## BEGIN Task material

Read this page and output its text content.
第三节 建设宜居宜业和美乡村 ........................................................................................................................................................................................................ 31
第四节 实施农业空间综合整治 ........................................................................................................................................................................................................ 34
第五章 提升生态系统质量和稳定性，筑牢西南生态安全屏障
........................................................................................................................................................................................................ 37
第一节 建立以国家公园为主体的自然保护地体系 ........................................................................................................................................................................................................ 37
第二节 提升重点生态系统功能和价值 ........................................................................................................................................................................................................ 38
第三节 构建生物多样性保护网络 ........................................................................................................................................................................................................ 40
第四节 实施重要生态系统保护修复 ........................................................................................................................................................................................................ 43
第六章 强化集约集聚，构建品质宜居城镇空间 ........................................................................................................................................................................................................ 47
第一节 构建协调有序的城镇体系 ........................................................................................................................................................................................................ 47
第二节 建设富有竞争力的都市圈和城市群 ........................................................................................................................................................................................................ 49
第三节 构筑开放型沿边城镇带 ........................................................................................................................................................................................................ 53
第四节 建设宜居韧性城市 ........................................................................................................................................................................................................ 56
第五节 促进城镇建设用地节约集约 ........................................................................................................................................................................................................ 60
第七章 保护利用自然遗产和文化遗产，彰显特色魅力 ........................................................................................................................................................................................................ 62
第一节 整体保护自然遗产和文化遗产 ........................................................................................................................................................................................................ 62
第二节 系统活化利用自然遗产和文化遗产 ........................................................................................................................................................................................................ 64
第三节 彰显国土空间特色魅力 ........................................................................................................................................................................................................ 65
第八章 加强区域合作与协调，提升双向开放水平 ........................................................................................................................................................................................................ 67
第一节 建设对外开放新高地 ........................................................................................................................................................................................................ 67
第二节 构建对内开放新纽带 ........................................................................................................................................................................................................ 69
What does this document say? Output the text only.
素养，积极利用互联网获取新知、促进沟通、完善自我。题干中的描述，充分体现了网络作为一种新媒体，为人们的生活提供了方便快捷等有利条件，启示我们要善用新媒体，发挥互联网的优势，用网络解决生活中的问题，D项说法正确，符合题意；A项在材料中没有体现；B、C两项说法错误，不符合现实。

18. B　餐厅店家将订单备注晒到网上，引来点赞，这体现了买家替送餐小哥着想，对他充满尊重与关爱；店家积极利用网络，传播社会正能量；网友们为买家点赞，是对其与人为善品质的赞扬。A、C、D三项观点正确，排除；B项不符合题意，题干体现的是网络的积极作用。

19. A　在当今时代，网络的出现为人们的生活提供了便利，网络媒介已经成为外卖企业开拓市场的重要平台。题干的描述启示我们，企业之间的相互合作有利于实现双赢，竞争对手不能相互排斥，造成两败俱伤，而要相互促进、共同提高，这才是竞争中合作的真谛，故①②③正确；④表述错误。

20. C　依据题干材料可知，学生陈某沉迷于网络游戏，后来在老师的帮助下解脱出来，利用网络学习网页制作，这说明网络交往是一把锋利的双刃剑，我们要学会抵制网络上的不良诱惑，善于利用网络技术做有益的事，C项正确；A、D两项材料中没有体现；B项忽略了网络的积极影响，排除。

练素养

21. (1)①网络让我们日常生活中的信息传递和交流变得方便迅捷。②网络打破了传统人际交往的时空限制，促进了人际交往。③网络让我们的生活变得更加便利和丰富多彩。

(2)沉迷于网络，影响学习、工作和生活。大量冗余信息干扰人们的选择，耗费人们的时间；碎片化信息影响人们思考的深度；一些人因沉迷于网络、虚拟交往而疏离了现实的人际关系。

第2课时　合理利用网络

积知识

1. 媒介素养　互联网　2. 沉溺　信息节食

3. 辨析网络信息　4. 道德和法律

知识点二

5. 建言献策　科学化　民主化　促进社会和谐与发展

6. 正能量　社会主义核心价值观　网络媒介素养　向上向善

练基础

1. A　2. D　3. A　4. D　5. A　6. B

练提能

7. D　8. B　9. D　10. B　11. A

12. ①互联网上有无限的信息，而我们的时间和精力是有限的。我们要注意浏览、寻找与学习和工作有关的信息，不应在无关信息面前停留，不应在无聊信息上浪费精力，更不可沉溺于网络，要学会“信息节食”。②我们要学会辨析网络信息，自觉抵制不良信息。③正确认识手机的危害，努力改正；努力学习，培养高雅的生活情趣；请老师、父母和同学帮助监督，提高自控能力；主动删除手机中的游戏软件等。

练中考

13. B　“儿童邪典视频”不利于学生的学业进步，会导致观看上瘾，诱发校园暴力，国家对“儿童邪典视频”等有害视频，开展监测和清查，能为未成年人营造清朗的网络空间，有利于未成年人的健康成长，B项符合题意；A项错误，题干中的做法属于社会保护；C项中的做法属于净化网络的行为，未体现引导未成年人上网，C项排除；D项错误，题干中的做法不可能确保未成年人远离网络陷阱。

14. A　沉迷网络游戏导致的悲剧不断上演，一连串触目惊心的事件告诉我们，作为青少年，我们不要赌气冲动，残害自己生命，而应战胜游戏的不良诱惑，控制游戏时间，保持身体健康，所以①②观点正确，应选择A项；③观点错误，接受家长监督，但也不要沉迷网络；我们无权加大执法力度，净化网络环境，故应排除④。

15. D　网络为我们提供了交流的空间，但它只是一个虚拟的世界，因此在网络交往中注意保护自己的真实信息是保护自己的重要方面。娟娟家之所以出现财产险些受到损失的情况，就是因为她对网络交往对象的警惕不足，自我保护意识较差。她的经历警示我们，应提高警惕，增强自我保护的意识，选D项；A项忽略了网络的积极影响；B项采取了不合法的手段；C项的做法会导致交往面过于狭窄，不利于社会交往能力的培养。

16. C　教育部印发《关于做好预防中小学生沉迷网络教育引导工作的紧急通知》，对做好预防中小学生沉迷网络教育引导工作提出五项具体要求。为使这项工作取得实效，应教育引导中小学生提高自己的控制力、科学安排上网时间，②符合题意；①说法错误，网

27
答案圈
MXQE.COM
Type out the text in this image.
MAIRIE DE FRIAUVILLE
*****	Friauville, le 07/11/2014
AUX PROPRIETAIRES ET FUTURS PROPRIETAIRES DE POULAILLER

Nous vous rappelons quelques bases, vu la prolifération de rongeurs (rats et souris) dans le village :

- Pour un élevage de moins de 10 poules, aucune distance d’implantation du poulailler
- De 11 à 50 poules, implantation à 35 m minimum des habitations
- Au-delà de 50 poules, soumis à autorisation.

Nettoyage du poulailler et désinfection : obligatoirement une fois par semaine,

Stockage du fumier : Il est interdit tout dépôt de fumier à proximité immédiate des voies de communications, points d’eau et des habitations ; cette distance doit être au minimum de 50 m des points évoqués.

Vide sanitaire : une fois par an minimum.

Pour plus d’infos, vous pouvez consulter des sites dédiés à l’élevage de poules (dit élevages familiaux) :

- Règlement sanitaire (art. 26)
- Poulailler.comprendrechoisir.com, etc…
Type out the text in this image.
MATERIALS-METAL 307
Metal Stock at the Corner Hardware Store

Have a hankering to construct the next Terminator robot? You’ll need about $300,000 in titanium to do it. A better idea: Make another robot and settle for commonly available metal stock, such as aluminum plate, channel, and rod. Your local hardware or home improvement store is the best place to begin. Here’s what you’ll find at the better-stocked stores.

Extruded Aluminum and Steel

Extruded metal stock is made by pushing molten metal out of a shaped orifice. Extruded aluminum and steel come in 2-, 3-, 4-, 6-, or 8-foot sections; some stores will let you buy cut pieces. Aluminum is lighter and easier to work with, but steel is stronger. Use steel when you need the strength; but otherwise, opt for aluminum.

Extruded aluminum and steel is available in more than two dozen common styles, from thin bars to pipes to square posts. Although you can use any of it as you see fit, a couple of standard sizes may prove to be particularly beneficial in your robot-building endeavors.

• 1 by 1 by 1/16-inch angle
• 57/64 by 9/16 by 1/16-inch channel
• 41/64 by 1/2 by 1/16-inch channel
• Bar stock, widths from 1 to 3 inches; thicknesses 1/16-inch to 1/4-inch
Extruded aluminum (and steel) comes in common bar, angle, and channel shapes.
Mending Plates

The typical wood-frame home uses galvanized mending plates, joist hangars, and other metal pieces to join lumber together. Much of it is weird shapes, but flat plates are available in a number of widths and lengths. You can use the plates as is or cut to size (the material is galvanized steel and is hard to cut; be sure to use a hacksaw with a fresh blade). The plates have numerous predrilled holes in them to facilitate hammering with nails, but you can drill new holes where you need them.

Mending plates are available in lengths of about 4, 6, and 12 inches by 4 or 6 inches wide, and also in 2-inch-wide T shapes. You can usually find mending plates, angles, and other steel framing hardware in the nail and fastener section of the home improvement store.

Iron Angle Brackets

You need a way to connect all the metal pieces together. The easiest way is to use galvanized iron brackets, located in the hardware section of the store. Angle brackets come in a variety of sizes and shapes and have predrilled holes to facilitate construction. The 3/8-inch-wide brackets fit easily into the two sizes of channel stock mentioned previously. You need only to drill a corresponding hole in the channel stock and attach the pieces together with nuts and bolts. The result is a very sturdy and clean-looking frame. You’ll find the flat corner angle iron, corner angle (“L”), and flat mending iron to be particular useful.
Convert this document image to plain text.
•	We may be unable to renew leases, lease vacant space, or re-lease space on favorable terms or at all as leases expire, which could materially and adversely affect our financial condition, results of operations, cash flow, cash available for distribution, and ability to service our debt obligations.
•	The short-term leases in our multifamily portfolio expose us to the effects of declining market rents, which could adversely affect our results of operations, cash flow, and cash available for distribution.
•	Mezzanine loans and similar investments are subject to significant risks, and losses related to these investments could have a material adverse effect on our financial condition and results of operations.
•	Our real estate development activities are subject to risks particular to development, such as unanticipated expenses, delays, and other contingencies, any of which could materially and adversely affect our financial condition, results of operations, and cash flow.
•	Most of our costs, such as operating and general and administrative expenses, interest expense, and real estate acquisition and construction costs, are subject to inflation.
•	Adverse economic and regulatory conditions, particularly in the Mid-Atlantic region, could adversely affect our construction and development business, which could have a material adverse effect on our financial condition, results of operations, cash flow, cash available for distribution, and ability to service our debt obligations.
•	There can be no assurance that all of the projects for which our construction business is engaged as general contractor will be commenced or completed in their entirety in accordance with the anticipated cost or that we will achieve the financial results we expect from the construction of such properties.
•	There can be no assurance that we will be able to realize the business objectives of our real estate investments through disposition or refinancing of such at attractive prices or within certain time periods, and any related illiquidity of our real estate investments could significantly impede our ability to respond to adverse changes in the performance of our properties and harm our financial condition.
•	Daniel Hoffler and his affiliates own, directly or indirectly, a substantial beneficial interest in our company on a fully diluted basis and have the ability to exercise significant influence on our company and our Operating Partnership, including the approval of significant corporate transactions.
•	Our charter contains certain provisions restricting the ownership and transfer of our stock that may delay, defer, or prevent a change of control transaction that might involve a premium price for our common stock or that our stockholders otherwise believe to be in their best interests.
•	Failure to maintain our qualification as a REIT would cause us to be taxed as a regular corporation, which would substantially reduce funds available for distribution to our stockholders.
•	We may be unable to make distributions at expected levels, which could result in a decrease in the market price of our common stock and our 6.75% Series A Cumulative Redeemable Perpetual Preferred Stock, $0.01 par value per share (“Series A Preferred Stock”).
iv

## END Task material

_Task prompt_
From the records, copy every line that has the string "together" in it.

_Full answer_
The typical wood-frame home uses galvanized mending plates, joist hangars, and other metal pieces to join lumber together. Much of it is weird shapes, but flat plates are available in a number of widths and lengths. You can use the plates as is or cut to size (the material is galvanized steel and is hard to cut; be sure to use a hacksaw with a fresh blade). The plates have numerous predrilled holes in them to facilitate hammering with nails, but you can drill new holes where you need them.
You need a way to connect all the metal pieces together. The easiest way is to use galvanized iron brackets, located in the hardware section of the store. Angle brackets come in a variety of sizes and shapes and have predrilled holes to facilitate construction. The 3/8-inch-wide brackets fit easily into the two sizes of channel stock mentioned previously. You need only to drill a corresponding hole in the channel stock and attach the pieces together with nuts and bolts. The result is a very sturdy and clean-looking frame. You’ll find the flat corner angle iron, corner angle (“L”), and flat mending iron to be particular useful.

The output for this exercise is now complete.